-- BEGIN Material supplied --

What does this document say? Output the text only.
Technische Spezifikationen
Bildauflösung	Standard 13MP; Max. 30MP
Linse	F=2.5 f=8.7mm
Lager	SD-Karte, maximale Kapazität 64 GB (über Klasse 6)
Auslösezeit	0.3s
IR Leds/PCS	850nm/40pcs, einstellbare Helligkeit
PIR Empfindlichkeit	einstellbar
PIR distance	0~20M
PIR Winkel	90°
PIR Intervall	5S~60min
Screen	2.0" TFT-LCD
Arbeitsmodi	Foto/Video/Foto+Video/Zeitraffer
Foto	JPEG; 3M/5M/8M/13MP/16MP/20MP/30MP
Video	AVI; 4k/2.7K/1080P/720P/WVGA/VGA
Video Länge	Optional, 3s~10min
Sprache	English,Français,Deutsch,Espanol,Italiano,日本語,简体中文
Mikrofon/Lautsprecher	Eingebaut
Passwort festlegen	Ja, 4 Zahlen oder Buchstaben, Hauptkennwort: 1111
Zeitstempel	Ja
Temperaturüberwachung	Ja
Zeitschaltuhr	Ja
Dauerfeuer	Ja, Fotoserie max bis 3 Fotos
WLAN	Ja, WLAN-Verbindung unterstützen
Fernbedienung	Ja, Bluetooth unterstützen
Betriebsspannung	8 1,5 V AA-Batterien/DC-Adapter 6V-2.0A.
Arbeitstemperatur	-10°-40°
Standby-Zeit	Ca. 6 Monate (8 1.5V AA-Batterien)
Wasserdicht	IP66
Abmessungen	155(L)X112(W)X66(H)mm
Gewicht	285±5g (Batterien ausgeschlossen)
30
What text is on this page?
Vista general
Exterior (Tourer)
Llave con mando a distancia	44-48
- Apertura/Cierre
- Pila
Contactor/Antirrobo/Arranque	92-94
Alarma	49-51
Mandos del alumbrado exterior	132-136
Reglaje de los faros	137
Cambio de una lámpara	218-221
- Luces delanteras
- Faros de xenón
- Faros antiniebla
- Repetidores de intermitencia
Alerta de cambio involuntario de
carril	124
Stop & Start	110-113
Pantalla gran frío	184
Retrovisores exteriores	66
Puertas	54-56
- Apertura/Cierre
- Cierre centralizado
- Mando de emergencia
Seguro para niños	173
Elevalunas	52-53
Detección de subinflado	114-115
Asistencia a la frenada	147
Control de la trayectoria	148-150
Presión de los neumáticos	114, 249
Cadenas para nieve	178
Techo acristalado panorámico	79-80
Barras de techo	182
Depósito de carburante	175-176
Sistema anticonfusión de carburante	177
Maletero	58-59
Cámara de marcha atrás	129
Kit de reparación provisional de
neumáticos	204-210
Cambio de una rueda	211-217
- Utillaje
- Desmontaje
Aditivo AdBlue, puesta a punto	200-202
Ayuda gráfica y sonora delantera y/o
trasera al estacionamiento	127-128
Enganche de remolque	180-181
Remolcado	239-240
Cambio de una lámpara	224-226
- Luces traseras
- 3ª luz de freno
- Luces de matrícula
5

-- END Material supplied --

• [Exercise objective] Search the data for "Batterien" and list every line in which it occurs.

• [Finished answer]
Betriebsspannung	8 1,5 V AA-Batterien/DC-Adapter 6V-2.0A.
Standby-Zeit	Ca. 6 Monate (8 1.5V AA-Batterien)
Gewicht	285±5g (Batterien ausgeschlossen)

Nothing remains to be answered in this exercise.